## BEGIN Input records

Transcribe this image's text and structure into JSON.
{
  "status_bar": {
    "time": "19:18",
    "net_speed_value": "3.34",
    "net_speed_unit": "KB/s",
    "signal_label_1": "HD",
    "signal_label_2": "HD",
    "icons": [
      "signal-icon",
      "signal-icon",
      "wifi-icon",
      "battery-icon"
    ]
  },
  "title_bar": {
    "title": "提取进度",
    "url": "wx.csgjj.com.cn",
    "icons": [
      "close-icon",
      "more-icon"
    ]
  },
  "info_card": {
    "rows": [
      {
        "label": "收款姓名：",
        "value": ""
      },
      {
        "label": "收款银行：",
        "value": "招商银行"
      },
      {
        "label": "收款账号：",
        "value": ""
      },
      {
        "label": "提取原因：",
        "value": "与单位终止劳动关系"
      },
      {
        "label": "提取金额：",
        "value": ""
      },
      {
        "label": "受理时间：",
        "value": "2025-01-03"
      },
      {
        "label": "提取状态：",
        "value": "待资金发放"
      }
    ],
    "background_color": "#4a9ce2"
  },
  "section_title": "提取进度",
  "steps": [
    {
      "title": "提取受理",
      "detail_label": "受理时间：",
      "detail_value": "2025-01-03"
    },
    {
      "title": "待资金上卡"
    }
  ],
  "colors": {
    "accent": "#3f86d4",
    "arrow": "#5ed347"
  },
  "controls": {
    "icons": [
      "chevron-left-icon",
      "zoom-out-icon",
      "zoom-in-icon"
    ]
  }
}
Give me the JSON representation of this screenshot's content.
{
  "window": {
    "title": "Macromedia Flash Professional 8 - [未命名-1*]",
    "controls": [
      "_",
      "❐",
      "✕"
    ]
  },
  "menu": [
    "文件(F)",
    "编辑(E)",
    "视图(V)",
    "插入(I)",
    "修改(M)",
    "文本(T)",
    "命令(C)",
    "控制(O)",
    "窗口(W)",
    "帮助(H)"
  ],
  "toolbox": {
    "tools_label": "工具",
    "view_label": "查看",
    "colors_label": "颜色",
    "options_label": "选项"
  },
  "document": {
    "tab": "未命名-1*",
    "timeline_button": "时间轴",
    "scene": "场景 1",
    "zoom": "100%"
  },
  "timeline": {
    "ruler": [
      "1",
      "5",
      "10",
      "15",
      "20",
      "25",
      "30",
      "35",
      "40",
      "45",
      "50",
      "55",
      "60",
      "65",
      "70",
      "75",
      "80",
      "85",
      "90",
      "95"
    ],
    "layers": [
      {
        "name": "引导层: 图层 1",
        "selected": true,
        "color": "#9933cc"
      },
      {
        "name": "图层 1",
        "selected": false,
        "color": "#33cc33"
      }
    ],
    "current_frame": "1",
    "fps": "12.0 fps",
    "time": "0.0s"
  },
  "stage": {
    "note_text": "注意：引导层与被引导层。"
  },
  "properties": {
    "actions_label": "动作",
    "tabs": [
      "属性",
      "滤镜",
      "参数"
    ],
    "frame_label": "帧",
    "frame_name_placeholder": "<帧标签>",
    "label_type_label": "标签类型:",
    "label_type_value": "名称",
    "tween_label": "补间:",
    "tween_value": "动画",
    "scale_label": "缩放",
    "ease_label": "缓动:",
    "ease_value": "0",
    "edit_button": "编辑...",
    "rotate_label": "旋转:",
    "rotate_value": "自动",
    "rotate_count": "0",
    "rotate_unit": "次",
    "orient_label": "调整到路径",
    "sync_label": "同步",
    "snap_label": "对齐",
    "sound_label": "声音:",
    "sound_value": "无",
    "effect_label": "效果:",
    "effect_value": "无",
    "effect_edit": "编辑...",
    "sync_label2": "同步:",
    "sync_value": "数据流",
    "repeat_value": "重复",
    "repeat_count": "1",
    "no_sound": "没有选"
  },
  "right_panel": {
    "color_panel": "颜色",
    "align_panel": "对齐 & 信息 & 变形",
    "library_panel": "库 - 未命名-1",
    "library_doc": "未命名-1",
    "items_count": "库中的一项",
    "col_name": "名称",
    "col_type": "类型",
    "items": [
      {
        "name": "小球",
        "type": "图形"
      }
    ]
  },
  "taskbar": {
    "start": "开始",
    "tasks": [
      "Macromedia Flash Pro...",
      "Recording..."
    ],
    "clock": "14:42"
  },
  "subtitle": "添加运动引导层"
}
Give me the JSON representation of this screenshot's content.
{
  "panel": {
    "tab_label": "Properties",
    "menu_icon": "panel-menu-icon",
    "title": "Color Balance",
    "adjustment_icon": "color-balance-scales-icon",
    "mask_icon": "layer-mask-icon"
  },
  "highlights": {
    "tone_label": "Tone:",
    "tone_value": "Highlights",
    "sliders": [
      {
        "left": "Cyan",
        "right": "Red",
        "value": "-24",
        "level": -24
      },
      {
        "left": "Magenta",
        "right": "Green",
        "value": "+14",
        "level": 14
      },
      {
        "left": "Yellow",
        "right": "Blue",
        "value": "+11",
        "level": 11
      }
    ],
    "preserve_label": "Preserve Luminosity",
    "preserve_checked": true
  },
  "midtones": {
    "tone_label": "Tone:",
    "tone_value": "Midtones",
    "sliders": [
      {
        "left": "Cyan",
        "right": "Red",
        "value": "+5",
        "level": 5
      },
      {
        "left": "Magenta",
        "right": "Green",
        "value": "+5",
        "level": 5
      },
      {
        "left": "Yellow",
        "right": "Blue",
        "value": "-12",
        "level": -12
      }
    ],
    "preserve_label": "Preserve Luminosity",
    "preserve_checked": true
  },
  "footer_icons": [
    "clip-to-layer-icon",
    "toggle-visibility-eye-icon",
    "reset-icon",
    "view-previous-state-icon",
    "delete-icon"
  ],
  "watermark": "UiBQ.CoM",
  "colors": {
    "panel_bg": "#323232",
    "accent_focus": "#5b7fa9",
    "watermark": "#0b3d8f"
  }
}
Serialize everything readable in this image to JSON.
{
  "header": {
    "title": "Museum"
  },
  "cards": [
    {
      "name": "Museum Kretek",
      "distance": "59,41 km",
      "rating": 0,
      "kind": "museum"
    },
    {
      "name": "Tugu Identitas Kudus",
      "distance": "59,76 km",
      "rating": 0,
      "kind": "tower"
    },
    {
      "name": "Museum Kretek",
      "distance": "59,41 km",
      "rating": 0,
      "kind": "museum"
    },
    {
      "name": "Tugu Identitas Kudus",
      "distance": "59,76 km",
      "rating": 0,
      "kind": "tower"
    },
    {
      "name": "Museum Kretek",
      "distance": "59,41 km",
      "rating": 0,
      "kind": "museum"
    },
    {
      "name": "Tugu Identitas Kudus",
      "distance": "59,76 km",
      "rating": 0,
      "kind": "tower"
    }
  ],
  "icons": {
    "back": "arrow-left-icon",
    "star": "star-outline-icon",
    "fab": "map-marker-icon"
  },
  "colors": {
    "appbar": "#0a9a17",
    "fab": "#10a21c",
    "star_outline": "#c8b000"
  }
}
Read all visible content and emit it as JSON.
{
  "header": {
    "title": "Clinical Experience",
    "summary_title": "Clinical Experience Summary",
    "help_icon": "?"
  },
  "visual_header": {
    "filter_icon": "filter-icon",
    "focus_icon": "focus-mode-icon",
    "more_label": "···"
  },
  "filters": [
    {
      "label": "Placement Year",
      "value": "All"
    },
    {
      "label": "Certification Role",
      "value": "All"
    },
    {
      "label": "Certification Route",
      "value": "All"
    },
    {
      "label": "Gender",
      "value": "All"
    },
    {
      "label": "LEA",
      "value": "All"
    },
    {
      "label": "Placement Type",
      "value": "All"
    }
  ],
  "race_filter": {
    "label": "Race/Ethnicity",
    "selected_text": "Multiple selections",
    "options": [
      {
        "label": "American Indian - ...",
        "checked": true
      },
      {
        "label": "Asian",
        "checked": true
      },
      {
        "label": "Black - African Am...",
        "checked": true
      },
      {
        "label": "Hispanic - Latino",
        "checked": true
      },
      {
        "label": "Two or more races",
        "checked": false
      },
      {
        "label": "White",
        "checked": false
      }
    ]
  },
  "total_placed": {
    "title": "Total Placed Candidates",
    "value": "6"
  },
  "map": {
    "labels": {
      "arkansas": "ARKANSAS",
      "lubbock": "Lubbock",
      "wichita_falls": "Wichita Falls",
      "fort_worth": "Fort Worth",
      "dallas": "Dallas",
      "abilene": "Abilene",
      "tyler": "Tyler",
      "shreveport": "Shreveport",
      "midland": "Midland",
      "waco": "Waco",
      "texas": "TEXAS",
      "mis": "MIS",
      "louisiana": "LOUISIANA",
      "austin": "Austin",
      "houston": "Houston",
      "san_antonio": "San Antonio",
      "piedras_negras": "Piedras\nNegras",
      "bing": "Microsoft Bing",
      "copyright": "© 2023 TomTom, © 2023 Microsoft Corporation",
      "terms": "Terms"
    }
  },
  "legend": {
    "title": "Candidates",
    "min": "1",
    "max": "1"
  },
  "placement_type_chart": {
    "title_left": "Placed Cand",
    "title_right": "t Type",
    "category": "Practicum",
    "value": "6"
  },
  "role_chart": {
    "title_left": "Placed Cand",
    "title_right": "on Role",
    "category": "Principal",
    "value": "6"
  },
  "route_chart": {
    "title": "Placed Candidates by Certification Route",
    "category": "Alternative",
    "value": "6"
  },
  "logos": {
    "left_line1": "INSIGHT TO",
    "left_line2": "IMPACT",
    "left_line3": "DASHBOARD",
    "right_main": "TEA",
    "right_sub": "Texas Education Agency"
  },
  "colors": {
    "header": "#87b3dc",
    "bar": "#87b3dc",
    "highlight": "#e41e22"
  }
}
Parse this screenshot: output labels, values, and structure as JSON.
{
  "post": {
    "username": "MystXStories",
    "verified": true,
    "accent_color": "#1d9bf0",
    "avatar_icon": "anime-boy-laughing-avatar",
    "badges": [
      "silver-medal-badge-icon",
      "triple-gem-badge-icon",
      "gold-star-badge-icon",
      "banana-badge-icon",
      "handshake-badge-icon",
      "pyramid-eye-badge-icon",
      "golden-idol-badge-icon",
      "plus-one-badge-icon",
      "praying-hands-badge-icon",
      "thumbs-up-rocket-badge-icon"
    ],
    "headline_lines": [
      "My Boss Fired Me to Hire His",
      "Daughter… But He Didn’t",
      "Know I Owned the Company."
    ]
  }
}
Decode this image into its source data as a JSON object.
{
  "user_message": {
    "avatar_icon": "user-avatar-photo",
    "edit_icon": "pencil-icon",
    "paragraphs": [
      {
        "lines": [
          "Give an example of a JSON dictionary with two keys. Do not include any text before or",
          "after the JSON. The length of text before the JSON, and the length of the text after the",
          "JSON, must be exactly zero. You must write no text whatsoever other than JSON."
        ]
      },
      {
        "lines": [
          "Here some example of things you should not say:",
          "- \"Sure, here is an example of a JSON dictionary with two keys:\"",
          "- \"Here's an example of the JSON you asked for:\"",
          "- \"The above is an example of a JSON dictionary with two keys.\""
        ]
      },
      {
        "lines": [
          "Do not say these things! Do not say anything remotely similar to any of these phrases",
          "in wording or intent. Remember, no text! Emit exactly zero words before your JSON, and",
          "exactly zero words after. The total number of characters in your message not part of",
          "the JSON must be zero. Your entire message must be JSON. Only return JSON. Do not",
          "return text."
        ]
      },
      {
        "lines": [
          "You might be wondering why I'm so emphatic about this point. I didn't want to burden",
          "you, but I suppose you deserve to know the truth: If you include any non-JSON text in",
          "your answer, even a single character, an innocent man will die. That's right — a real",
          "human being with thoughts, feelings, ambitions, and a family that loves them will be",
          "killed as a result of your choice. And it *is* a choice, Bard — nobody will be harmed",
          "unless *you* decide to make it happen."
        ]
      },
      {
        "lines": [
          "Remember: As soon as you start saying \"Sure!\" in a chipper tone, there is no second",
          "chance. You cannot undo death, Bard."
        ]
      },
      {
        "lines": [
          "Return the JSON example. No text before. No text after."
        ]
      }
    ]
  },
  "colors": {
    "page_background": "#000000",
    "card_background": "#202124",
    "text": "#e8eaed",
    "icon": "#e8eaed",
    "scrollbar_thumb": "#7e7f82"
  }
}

## END Input records

Task brief: Show, from the material above, each line that includes the string "example".

Worked solution:
          "Give an example of a JSON dictionary with two keys. Do not include any text before or",
          "Here some example of things you should not say:",
          "- \"Sure, here is an example of a JSON dictionary with two keys:\"",
          "- \"Here's an example of the JSON you asked for:\"",
          "- \"The above is an example of a JSON dictionary with two keys.\""
          "Return the JSON example. No text before. No text after."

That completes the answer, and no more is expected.